▸ What is required: Gather every line from the entries below that includes "infection".
==*==
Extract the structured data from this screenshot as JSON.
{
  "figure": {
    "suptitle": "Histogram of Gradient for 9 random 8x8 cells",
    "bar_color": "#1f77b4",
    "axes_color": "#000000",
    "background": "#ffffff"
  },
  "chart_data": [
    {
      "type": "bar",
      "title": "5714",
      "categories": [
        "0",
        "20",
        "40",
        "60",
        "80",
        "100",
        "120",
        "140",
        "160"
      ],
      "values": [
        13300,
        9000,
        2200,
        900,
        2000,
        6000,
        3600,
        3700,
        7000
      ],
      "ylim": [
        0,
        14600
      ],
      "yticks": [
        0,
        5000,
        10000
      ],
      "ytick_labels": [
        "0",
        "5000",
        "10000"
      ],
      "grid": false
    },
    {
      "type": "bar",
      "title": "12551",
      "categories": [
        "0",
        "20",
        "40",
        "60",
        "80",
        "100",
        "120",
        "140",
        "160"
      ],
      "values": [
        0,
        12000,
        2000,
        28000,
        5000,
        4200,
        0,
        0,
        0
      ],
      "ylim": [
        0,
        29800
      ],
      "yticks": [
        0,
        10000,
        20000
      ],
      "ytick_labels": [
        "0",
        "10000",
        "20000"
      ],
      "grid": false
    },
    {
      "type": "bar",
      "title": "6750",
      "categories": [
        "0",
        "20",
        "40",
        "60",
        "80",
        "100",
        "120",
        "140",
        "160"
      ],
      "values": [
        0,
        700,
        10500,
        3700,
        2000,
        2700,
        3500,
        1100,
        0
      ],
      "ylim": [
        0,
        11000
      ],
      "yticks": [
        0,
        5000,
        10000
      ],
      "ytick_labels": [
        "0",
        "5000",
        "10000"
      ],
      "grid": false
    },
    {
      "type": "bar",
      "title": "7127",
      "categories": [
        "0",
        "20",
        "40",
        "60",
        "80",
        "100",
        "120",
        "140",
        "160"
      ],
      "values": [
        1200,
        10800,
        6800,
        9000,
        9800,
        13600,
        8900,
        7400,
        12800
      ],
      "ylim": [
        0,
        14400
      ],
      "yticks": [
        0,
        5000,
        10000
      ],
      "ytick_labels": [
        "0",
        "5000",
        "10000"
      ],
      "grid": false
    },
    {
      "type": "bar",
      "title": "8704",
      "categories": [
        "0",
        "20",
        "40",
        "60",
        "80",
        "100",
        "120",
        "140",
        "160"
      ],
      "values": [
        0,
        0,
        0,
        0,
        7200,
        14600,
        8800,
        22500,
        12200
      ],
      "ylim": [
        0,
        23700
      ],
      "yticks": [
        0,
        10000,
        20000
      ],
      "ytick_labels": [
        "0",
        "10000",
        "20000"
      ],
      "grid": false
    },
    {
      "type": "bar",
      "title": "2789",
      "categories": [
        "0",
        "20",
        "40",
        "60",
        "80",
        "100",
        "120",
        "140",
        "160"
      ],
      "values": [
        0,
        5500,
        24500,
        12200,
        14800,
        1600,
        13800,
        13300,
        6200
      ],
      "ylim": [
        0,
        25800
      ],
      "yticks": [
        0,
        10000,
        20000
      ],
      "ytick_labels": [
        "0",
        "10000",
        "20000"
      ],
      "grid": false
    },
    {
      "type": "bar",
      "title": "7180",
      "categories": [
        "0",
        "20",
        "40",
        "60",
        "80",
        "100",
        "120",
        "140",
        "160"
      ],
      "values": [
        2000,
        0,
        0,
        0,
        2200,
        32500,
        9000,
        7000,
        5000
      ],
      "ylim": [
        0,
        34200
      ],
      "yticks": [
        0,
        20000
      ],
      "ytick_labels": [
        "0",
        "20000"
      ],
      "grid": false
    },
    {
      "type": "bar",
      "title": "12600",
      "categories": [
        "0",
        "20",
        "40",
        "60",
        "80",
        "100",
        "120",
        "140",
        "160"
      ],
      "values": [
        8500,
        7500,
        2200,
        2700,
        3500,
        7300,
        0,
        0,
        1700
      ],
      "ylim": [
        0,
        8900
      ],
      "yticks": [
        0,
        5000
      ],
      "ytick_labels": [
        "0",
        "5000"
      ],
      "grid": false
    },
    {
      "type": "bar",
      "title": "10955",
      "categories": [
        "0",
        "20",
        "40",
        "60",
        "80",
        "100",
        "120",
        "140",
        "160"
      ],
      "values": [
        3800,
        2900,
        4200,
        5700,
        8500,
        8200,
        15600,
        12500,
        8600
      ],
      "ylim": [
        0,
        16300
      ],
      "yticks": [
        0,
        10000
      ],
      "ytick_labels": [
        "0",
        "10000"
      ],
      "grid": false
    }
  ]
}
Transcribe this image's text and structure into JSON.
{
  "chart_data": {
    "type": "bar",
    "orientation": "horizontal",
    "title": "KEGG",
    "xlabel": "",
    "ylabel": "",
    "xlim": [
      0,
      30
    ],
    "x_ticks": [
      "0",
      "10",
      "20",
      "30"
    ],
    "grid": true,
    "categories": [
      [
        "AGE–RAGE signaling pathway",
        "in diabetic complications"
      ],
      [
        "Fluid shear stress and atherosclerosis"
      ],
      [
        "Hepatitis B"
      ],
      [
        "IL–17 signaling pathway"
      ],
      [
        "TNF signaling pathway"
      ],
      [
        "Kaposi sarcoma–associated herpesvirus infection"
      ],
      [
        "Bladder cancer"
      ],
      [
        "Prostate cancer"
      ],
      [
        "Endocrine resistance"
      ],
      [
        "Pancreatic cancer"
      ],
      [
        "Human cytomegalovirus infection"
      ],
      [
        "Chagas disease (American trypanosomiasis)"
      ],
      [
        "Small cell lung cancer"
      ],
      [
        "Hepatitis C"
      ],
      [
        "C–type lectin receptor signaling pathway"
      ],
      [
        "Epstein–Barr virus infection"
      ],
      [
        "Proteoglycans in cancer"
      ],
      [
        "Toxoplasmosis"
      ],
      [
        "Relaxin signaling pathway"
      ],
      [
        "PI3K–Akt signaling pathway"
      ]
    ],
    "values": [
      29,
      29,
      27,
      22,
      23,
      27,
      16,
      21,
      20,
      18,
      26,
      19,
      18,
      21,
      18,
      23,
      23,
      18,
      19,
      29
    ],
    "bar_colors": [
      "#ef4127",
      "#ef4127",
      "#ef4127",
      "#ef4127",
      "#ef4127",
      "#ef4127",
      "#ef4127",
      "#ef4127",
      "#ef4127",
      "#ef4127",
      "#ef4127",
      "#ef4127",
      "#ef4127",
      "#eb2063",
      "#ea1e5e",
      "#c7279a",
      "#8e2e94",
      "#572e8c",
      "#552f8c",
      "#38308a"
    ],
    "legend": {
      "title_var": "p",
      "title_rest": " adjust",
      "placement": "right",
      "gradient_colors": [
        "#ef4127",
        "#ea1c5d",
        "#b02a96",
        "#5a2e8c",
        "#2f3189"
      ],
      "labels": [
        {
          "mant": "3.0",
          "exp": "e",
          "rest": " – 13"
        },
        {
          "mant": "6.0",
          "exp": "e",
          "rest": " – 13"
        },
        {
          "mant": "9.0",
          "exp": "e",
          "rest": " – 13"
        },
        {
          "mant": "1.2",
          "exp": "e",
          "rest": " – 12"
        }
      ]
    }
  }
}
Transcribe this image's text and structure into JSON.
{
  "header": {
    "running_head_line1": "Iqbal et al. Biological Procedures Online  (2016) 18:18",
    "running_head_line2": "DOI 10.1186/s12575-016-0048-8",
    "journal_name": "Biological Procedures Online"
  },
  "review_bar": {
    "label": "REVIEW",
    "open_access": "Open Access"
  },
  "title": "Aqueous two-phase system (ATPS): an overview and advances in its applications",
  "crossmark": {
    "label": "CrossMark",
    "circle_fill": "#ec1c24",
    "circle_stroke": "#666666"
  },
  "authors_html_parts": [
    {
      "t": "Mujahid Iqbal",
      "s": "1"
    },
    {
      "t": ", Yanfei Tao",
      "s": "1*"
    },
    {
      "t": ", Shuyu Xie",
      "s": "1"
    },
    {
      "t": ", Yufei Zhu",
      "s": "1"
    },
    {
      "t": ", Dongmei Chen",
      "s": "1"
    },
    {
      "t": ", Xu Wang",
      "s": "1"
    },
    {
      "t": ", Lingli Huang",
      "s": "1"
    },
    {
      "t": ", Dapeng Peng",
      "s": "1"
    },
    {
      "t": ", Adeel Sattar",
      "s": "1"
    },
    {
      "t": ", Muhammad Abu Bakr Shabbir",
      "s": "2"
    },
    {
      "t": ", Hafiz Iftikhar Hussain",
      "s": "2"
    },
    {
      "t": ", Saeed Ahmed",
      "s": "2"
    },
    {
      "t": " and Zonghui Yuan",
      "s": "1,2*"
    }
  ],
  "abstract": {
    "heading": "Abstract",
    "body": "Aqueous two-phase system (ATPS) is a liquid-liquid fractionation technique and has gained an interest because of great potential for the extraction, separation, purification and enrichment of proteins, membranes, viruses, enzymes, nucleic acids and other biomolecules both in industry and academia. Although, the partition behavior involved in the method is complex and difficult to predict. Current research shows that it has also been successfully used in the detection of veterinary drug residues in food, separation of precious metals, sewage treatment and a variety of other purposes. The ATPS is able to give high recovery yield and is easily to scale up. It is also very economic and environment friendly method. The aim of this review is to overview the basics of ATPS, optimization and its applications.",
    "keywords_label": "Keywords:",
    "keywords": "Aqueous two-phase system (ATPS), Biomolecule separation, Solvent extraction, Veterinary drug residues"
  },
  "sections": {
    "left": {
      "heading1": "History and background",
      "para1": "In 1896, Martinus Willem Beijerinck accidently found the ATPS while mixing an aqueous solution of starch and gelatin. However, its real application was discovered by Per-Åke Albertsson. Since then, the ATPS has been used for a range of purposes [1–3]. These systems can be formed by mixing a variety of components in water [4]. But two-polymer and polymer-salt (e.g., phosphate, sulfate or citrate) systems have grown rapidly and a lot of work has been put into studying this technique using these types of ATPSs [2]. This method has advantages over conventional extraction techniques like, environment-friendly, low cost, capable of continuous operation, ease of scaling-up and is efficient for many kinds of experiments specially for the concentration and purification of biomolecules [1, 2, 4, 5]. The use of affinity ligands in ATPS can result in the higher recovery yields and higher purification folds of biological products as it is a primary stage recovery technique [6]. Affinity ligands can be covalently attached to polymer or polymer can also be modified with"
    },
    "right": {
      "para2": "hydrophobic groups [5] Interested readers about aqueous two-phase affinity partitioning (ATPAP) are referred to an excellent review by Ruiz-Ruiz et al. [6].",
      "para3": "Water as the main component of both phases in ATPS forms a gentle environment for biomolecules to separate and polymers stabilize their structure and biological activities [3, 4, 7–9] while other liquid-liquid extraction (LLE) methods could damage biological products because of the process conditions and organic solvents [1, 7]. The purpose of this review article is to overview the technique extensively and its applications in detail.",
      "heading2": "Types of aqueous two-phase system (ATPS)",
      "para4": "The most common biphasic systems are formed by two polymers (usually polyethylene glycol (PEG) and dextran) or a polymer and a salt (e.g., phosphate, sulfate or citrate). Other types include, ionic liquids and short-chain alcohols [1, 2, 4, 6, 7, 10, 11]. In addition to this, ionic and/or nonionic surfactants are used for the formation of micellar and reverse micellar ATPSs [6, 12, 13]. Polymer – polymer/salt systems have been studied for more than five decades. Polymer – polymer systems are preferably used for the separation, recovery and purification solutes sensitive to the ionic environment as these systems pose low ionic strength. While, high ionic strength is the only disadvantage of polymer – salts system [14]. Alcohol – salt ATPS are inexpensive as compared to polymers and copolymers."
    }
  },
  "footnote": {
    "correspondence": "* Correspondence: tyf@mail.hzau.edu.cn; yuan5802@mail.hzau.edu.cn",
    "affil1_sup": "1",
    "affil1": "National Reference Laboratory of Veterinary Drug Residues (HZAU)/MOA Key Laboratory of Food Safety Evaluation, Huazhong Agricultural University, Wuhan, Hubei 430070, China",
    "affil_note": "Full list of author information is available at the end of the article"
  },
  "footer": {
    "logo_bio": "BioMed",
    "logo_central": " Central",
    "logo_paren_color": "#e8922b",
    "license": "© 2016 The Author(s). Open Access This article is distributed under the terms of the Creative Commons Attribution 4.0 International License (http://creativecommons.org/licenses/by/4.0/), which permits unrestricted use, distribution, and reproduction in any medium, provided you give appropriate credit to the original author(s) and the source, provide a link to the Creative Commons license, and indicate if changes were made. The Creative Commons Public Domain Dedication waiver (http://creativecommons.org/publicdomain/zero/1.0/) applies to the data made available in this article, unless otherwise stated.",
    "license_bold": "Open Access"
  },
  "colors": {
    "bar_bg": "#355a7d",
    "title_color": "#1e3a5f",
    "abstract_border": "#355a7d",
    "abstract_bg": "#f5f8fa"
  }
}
==*==
▸ Result of this task:
        "Kaposi sarcoma–associated herpesvirus infection"
        "Human cytomegalovirus infection"
        "Epstein–Barr virus infection"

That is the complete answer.